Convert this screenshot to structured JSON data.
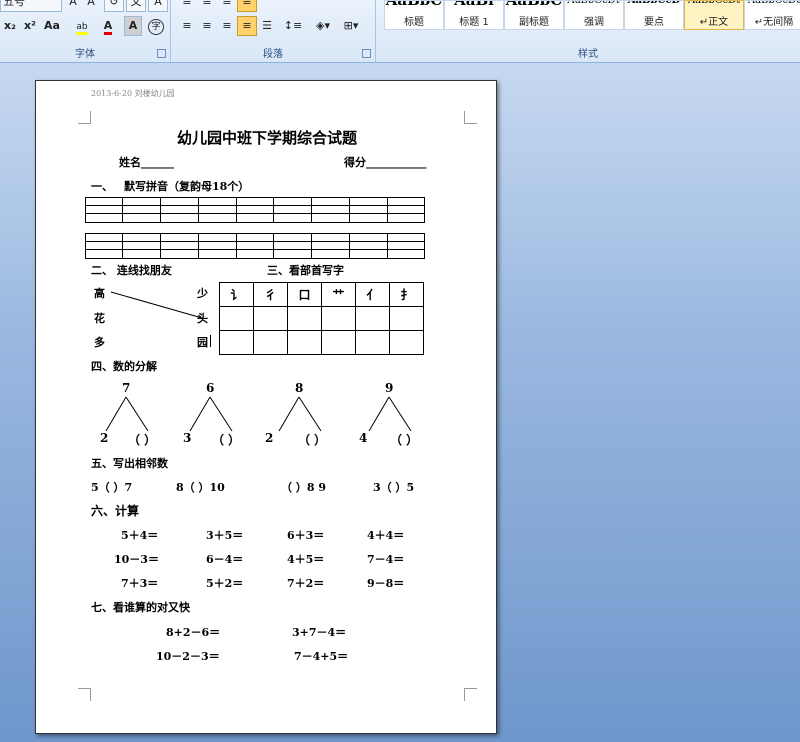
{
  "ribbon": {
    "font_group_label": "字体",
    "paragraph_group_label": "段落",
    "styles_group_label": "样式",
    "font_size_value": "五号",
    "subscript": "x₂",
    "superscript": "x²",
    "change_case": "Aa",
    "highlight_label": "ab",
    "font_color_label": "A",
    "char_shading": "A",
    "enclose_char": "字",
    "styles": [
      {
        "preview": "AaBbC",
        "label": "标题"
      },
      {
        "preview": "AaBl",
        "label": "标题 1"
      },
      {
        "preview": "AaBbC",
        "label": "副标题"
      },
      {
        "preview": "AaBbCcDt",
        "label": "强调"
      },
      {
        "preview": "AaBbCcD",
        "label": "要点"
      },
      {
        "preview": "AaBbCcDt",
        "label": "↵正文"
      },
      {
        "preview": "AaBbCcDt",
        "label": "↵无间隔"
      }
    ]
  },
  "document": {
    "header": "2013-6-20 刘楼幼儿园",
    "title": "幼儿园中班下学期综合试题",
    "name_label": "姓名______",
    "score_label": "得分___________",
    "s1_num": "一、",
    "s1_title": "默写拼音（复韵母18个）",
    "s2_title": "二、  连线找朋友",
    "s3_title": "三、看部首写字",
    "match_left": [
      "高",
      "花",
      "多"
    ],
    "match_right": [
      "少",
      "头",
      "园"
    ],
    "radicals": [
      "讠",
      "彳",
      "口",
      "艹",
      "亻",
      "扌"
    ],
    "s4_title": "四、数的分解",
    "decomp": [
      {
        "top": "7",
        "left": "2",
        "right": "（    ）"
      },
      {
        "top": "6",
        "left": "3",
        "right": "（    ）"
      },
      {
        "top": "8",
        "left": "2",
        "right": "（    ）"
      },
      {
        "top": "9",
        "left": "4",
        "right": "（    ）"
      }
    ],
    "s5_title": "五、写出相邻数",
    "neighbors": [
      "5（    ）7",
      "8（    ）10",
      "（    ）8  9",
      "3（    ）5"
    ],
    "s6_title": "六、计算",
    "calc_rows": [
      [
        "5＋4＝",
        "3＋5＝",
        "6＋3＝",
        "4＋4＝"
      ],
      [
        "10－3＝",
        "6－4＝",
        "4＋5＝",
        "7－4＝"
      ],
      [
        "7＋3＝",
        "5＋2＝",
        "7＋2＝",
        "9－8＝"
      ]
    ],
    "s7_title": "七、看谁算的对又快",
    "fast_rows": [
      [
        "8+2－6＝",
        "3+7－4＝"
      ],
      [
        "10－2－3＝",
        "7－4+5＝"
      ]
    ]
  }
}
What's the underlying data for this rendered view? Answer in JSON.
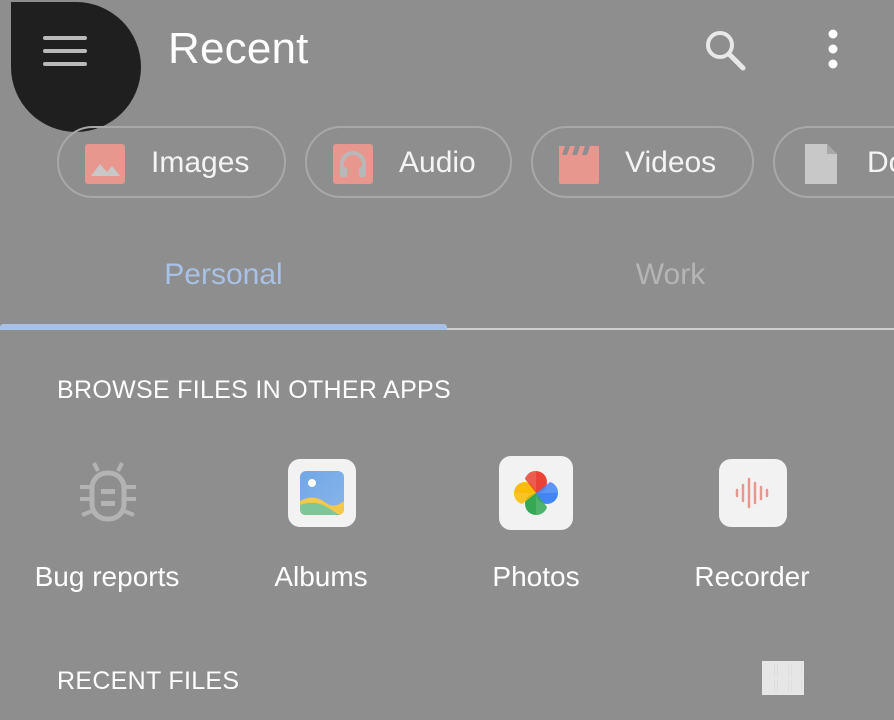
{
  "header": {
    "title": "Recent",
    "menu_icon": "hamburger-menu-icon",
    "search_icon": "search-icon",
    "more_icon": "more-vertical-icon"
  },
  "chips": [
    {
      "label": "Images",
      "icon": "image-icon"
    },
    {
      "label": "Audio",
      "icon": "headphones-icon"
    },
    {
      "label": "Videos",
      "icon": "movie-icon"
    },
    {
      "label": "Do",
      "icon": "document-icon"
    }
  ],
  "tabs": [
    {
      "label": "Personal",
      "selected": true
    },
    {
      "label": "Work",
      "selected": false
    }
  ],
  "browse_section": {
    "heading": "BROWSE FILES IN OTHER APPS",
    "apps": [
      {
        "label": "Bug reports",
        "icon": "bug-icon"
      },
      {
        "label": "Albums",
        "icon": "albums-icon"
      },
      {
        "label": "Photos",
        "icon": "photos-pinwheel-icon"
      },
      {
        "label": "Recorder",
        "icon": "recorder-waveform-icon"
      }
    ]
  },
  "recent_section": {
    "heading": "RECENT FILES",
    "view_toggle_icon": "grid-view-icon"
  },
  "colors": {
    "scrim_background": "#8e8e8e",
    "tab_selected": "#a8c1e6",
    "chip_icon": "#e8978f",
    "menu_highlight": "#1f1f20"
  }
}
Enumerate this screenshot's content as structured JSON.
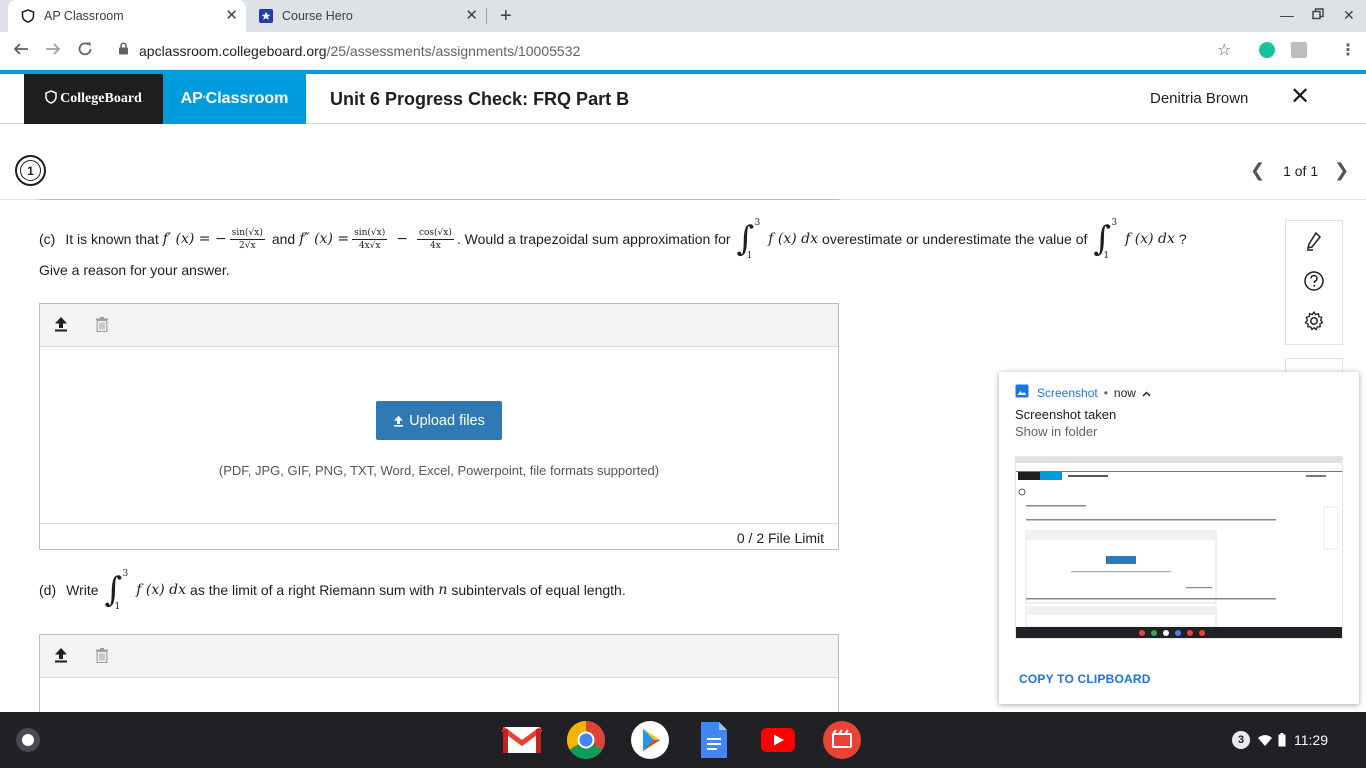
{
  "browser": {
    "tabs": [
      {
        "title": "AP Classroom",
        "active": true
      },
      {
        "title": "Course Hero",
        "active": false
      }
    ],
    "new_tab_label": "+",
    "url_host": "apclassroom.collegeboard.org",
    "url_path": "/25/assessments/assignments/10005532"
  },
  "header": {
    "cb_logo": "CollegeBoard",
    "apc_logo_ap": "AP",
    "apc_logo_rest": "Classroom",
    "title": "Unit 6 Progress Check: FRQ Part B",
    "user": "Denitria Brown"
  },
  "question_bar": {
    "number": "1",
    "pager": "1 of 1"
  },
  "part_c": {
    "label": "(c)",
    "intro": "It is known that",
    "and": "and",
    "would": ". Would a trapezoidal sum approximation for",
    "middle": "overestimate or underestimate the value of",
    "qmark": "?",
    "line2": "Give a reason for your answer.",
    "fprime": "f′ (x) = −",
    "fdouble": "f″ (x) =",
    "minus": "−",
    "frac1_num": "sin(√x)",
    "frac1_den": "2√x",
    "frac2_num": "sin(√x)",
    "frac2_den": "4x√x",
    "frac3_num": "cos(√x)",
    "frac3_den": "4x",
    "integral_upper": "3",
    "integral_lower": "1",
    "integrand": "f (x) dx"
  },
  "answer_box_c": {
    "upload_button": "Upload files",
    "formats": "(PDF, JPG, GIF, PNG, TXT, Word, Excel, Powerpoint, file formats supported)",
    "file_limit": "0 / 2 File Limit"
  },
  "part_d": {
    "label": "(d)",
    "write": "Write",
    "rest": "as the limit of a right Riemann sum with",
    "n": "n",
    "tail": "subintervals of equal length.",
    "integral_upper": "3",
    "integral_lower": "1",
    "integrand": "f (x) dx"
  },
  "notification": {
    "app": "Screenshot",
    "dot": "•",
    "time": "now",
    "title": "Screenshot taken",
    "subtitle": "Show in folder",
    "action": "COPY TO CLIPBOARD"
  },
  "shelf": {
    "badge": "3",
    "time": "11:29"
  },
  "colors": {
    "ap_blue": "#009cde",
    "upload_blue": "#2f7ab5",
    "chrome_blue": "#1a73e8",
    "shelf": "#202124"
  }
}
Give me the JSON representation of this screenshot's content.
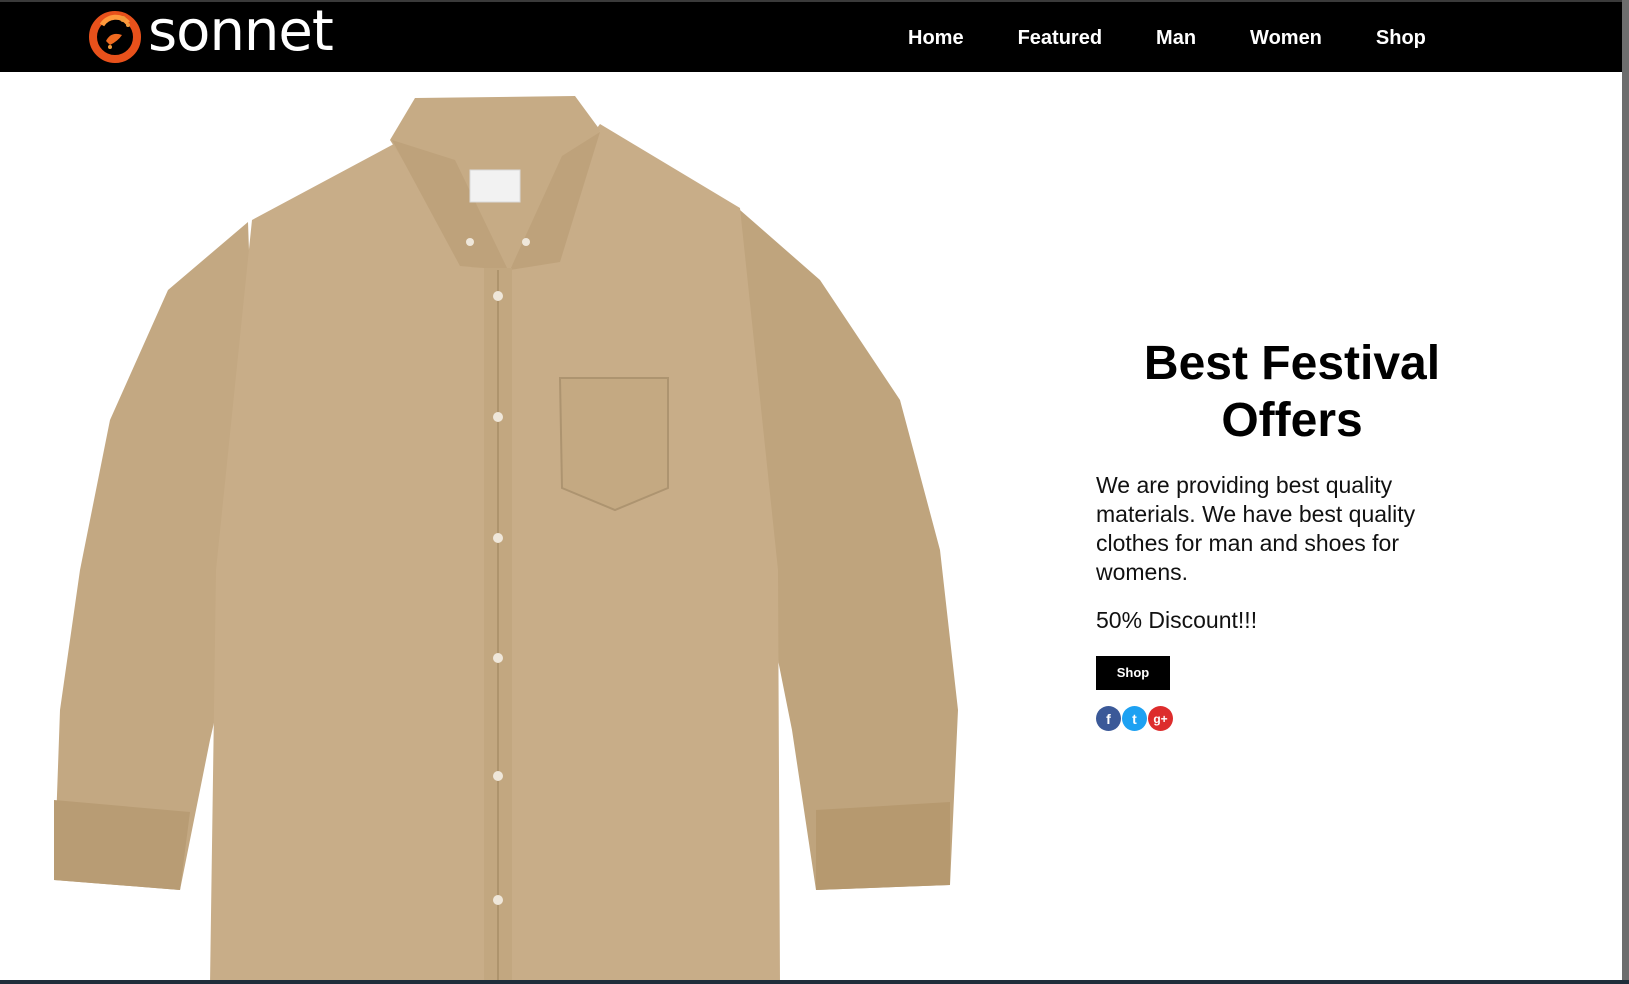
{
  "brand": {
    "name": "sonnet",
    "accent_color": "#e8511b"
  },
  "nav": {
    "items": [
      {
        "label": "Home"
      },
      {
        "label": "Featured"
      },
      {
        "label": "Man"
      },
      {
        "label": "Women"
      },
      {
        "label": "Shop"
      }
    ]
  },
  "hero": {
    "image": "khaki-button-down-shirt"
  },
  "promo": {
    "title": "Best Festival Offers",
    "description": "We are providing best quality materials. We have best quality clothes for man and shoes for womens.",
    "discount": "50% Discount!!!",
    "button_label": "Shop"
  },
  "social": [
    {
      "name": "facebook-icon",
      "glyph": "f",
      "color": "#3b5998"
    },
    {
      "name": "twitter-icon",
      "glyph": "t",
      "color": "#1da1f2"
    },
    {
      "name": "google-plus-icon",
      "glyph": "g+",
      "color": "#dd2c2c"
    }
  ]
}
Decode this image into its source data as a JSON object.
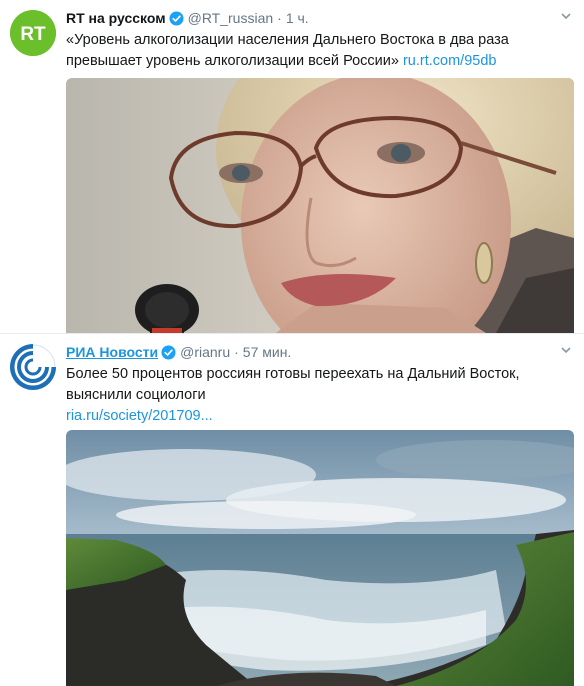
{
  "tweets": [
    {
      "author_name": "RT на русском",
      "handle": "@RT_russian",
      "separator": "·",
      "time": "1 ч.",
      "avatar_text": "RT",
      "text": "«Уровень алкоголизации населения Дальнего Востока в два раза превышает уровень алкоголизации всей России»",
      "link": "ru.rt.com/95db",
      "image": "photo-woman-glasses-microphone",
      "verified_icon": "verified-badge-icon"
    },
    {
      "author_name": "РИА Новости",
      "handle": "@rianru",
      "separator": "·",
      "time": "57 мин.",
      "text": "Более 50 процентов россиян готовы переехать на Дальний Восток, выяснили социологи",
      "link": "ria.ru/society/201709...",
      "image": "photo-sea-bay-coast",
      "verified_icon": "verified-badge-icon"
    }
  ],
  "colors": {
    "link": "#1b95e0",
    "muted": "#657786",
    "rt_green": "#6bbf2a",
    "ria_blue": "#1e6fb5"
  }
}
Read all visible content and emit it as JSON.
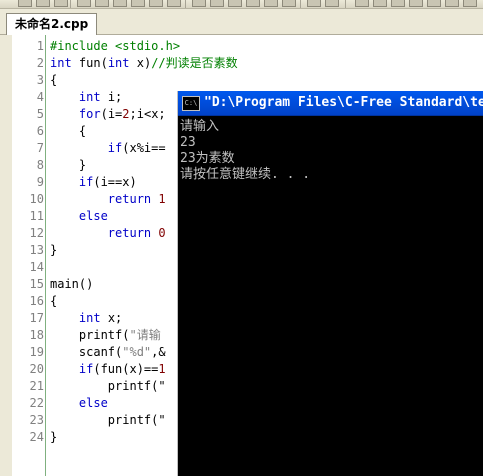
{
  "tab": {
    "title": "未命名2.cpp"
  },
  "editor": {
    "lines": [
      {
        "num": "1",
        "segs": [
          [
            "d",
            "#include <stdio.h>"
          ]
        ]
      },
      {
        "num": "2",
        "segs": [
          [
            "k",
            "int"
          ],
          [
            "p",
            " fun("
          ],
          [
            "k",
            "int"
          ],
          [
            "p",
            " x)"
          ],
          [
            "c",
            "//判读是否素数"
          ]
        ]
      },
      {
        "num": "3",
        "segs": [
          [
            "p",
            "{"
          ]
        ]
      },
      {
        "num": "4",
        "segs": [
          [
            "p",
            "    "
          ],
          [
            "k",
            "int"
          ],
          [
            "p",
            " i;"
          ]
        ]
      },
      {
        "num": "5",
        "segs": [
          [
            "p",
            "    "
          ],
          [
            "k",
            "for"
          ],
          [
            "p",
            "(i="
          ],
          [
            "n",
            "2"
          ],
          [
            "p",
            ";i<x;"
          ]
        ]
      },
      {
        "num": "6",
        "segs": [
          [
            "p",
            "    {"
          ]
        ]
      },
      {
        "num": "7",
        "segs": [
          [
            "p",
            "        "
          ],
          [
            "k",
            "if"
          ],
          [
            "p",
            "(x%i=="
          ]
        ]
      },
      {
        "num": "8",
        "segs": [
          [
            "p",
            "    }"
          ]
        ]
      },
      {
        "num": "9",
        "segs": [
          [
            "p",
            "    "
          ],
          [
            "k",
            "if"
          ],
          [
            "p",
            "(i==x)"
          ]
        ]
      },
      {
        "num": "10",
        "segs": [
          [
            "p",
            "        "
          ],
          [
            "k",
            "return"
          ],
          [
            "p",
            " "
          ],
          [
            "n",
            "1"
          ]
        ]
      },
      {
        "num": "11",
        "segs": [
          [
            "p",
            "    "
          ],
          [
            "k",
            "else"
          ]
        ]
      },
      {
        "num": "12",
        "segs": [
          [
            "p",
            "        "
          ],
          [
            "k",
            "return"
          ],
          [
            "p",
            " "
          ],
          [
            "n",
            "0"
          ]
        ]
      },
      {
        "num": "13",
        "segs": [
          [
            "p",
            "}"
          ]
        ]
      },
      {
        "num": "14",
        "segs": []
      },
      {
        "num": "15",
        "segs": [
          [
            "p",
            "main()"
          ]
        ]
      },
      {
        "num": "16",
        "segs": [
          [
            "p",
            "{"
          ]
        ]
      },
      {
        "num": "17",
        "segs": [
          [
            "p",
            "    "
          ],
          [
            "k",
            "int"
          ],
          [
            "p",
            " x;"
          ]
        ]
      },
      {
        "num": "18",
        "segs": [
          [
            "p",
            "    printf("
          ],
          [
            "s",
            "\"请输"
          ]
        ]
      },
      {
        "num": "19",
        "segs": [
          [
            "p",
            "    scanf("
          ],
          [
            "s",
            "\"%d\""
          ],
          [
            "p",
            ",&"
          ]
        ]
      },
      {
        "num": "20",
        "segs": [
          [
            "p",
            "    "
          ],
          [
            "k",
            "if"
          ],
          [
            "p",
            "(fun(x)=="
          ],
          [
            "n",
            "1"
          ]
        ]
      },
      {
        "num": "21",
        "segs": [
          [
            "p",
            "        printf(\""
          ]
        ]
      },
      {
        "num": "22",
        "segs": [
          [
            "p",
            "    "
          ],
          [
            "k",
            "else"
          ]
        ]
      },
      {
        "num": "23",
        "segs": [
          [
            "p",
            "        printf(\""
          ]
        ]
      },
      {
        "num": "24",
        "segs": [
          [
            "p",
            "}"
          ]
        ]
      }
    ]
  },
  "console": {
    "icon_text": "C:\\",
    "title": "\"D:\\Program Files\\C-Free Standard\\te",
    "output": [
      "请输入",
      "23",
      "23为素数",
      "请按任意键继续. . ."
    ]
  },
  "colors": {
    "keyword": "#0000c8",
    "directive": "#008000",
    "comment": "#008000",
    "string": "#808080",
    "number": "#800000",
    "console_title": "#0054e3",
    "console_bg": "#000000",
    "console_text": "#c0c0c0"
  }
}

══════

Written problem =
Copy all lines from the listing that contain "Give".

Solution to this problem =
    "line2": "Give a reason for your answer.",
Give me the JSON representation of this screenshot's content.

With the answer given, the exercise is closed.